● **YOUR TASK**
Pull every line holding the string "имущества" from the records below.

● **MATERIAL FOR THIS TASK**

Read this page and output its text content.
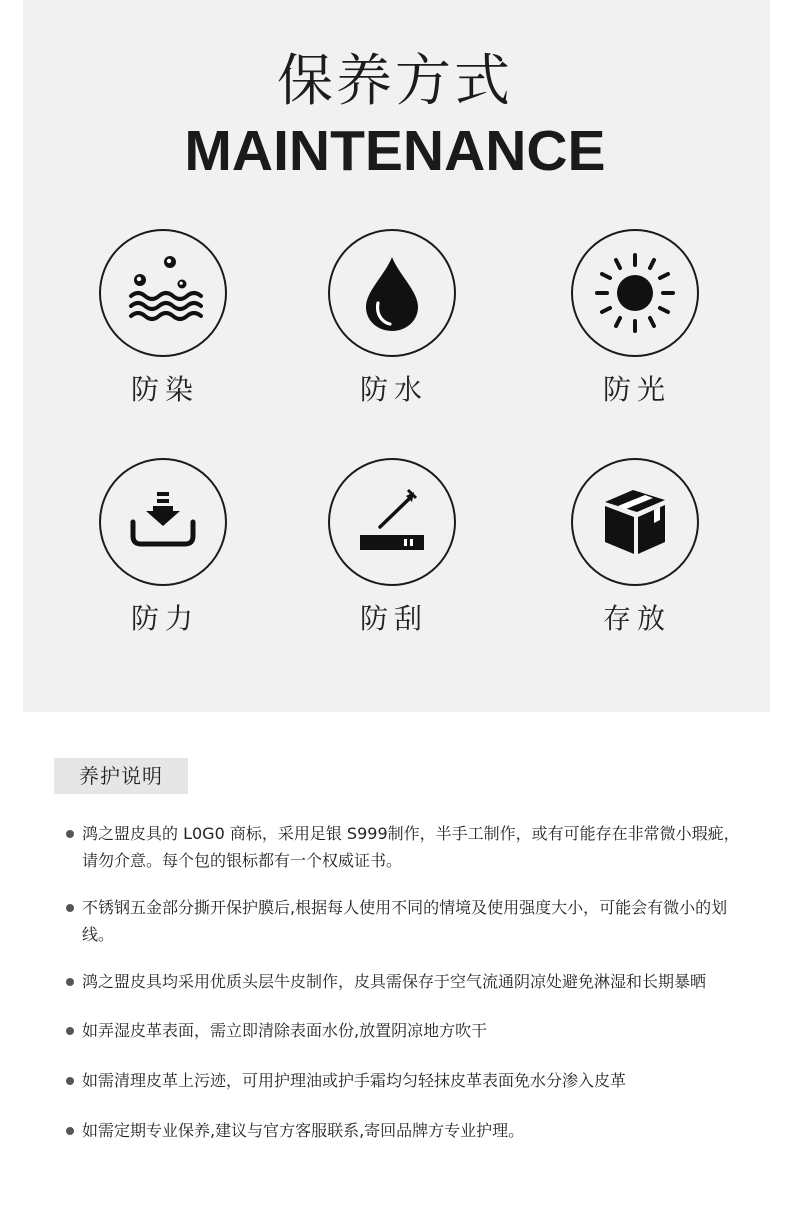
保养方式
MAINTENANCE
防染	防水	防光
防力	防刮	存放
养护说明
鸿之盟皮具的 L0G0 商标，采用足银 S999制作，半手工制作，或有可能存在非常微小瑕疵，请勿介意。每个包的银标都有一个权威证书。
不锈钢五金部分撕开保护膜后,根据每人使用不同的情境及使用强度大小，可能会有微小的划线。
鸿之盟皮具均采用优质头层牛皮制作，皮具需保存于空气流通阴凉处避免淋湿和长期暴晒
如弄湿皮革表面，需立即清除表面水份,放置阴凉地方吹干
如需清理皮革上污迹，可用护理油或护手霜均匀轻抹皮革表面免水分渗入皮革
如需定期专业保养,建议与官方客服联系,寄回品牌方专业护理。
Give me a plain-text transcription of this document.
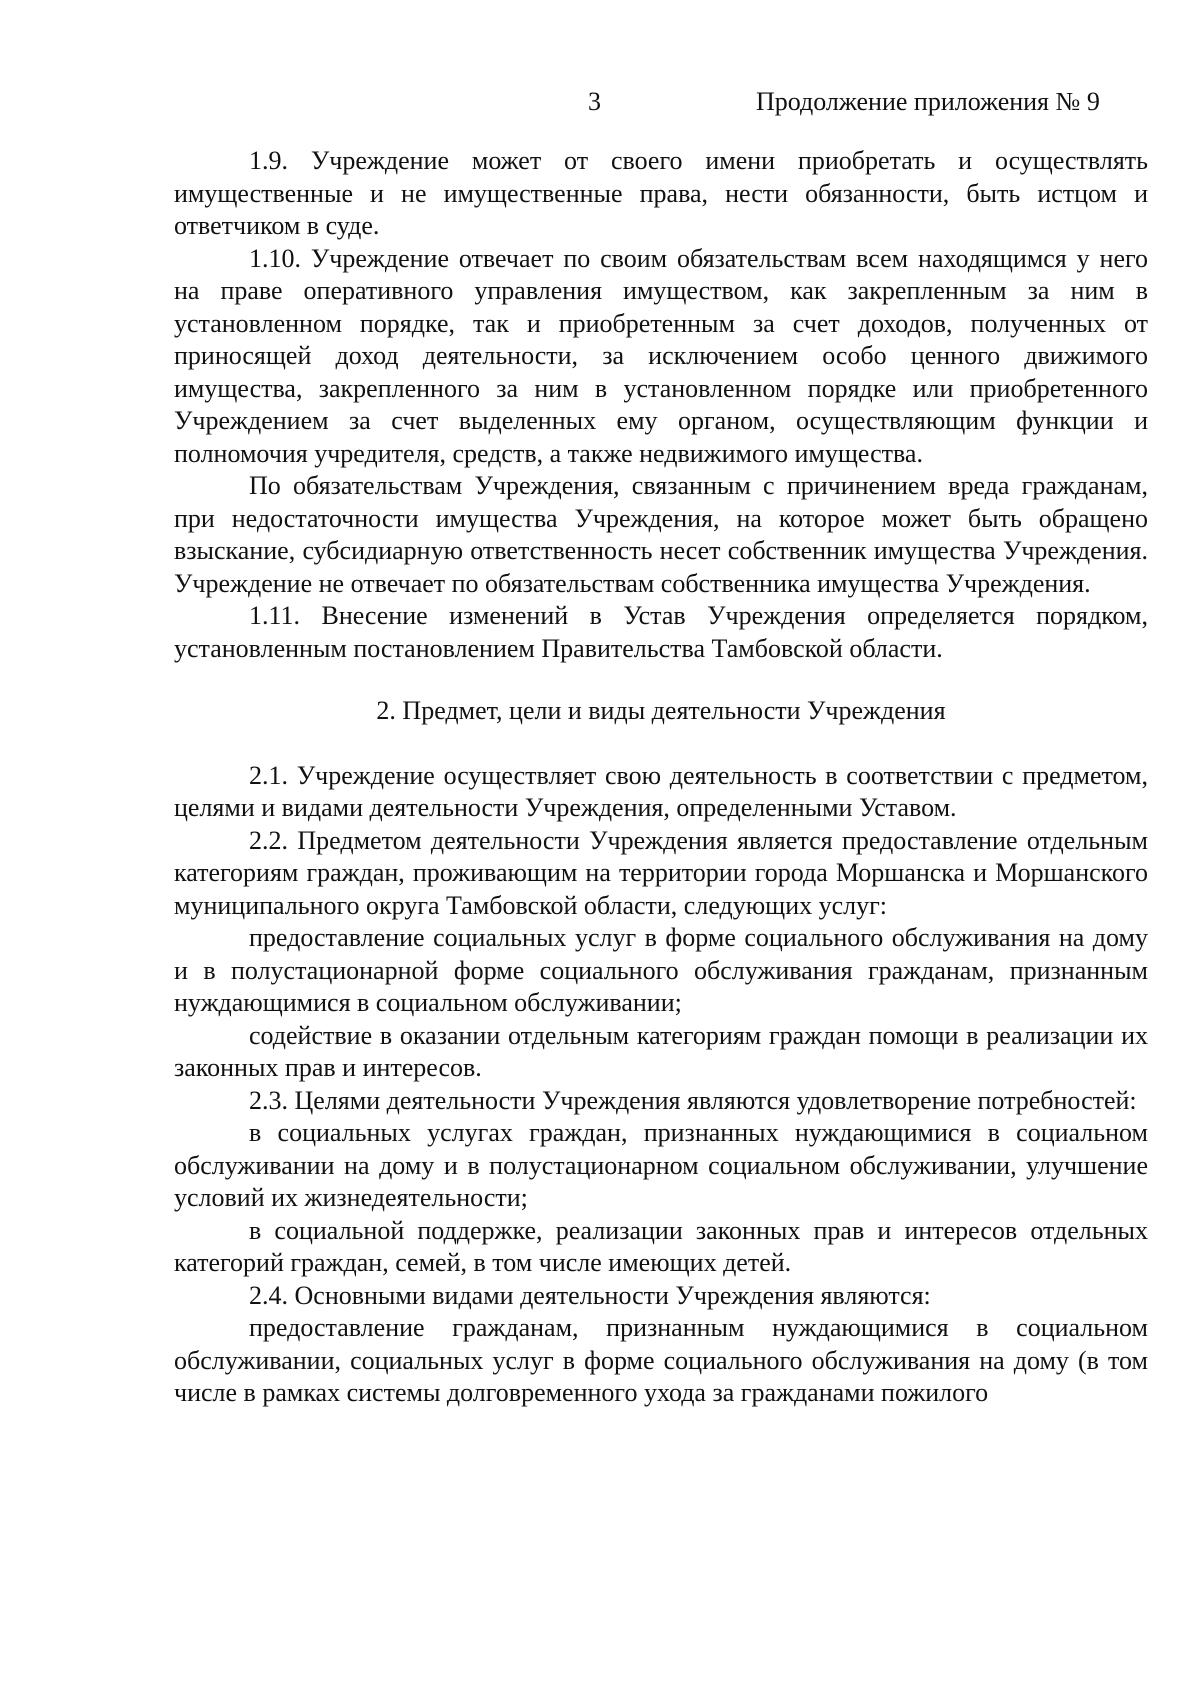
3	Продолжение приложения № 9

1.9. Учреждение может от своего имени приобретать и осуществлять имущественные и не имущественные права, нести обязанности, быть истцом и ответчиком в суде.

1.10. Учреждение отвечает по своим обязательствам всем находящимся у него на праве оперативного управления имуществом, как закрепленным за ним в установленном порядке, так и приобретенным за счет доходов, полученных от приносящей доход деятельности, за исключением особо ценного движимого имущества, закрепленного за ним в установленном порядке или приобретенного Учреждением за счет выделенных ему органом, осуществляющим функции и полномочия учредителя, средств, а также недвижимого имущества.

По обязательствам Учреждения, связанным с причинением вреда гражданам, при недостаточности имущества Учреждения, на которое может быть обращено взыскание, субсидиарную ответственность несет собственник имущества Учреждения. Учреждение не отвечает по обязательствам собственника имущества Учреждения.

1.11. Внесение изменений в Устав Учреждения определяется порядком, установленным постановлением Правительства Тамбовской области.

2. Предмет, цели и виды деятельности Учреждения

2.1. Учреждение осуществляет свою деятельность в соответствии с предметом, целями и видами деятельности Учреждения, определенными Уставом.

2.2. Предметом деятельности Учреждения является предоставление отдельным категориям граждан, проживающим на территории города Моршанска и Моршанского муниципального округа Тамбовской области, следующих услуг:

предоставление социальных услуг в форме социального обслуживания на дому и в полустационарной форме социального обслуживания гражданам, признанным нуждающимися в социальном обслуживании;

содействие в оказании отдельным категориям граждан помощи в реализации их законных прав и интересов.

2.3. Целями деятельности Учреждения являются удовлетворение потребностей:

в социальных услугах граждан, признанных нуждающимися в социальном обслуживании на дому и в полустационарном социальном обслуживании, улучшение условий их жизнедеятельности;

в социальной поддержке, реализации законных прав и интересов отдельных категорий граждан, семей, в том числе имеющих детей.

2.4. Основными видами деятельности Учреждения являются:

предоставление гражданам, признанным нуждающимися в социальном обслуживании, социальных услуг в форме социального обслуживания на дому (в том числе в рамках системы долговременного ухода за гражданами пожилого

● **RIGHT ANSWER**
1.10. Учреждение отвечает по своим обязательствам всем находящимся у него на праве оперативного управления имуществом, как закрепленным за ним в установленном порядке, так и приобретенным за счет доходов, полученных от приносящей доход деятельности, за исключением особо ценного движимого имущества, закрепленного за ним в установленном порядке или приобретенного Учреждением за счет выделенных ему органом, осуществляющим функции и полномочия учредителя, средств, а также недвижимого имущества.
По обязательствам Учреждения, связанным с причинением вреда гражданам, при недостаточности имущества Учреждения, на которое может быть обращено взыскание, субсидиарную ответственность несет собственник имущества Учреждения. Учреждение не отвечает по обязательствам собственника имущества Учреждения.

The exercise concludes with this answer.